Task item:
Copy out each line of the material in which the word "Milk" can be found.

_ _ _ _ _

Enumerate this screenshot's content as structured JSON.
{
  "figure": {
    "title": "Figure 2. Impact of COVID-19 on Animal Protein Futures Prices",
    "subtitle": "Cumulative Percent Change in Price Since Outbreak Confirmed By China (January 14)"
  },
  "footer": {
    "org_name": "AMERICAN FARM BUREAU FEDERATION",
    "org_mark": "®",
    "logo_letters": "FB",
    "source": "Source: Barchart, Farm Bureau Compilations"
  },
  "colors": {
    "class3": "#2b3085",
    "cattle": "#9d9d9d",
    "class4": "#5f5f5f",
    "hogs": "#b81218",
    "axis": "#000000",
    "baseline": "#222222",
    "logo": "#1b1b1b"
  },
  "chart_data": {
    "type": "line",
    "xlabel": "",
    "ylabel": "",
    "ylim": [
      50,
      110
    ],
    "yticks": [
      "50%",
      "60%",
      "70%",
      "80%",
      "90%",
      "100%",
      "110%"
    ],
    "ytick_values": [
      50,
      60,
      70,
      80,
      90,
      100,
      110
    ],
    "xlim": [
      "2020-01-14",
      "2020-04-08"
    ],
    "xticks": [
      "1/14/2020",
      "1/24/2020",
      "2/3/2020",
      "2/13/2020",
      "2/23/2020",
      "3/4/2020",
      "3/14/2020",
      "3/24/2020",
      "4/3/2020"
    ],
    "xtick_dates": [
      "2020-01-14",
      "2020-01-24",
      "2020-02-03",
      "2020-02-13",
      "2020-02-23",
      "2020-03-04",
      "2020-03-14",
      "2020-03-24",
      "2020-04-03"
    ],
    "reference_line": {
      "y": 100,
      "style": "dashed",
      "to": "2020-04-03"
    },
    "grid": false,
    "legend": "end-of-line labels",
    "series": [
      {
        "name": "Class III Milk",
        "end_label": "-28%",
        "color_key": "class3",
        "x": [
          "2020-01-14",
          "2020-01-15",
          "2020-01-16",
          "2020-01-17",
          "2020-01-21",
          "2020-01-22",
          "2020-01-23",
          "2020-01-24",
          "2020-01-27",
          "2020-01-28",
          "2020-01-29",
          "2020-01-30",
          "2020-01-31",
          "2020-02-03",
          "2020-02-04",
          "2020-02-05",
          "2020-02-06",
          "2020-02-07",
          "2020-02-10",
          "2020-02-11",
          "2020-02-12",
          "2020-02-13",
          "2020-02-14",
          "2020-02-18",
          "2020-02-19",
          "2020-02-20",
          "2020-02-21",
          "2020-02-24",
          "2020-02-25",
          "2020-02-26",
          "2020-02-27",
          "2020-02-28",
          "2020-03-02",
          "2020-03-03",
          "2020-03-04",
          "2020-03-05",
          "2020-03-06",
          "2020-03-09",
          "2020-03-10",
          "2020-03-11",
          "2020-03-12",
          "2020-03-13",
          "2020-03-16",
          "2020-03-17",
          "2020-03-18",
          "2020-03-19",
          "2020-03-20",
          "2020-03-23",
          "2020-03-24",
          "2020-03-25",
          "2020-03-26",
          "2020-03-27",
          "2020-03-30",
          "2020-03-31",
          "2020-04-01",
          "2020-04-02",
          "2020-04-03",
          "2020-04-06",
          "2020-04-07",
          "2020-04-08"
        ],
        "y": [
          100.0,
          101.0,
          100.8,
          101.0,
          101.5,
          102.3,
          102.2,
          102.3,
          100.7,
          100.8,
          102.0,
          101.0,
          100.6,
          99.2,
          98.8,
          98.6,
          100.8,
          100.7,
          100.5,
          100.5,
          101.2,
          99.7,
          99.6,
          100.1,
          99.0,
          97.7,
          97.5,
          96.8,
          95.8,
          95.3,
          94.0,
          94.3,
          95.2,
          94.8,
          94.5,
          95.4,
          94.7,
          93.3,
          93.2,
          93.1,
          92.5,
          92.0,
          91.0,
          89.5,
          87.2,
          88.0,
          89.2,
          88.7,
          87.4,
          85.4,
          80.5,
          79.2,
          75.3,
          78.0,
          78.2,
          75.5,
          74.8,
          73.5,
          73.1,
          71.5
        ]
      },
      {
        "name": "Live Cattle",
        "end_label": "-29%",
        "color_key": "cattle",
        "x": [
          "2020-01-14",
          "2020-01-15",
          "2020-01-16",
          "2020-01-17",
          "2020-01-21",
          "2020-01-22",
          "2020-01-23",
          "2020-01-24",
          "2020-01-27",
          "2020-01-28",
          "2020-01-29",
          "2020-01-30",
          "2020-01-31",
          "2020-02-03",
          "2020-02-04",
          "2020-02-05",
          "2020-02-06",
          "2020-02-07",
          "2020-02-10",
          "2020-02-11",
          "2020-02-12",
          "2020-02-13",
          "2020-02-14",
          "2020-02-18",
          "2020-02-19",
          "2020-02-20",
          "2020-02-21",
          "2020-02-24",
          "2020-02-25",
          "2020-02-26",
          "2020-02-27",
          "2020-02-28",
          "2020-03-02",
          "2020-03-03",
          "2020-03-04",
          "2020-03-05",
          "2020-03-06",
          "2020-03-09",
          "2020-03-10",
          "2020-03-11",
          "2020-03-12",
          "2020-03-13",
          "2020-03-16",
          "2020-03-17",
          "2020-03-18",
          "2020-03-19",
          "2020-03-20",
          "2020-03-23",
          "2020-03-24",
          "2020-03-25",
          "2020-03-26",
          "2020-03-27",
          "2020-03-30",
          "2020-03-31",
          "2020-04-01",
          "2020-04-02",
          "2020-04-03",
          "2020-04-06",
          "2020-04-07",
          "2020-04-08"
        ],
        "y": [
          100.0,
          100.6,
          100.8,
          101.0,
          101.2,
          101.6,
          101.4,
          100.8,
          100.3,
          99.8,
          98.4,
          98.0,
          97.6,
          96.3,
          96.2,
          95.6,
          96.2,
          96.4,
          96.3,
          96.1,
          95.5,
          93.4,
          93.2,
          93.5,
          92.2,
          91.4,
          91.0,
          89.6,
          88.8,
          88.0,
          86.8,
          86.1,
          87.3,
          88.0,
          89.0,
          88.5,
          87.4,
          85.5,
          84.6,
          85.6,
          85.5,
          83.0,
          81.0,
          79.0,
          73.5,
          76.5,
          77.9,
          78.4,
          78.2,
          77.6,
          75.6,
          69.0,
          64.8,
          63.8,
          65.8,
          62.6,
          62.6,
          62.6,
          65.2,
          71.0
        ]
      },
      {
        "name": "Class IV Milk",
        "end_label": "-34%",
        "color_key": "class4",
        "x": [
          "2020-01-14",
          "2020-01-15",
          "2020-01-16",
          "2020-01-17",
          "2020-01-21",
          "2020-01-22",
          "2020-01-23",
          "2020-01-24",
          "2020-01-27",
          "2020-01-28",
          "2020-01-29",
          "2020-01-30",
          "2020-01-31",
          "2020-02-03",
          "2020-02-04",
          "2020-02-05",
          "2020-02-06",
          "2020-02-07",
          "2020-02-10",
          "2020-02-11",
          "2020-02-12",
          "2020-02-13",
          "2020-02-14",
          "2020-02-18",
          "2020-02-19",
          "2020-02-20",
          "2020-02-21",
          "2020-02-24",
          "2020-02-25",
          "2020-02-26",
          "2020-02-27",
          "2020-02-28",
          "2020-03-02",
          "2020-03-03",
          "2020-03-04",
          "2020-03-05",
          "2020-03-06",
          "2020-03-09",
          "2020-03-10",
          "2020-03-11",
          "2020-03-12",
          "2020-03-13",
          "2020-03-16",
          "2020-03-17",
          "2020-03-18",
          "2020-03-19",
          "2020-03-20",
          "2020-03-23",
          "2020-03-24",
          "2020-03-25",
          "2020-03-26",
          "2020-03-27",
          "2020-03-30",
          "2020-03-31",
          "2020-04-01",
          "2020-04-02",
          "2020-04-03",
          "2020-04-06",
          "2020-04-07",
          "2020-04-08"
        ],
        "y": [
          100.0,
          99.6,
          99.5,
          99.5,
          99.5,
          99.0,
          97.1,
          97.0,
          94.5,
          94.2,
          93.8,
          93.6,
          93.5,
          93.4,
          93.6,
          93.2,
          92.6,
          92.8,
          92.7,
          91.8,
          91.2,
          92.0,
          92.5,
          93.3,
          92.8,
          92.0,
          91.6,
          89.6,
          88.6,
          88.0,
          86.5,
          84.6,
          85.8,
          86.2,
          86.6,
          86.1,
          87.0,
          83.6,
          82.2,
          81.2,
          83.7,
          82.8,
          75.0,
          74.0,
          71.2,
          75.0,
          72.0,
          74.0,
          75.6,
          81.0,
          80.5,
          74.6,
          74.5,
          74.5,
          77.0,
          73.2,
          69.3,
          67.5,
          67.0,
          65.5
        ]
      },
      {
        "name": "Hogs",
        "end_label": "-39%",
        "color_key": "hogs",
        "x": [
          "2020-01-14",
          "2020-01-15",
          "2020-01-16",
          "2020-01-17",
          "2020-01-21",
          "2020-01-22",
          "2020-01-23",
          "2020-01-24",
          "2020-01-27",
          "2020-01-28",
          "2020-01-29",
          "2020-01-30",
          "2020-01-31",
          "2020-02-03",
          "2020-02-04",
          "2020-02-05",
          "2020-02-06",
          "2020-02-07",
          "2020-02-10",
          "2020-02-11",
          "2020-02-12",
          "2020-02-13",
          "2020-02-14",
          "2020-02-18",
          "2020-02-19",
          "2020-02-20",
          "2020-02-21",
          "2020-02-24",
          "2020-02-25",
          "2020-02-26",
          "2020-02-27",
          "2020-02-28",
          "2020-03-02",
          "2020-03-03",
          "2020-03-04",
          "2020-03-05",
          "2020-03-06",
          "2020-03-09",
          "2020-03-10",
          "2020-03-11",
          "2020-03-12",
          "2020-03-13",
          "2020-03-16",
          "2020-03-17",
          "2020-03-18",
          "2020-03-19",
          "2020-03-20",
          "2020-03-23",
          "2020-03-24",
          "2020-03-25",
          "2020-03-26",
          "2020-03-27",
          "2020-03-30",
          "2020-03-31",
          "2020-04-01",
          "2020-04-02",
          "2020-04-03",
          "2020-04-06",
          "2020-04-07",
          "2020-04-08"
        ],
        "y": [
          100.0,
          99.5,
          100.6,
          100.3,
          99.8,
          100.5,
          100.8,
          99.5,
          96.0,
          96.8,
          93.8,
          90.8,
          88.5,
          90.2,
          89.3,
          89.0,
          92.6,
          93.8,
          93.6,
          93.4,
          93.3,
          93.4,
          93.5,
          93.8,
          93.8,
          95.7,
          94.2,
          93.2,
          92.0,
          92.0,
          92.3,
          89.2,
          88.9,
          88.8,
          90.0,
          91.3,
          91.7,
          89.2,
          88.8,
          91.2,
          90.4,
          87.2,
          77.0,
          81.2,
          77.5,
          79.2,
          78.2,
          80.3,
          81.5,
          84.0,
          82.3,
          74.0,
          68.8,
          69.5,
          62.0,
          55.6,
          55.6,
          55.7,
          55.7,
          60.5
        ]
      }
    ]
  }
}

_ _ _ _ _

Result of the exercise:
        "name": "Class III Milk",
        "name": "Class IV Milk",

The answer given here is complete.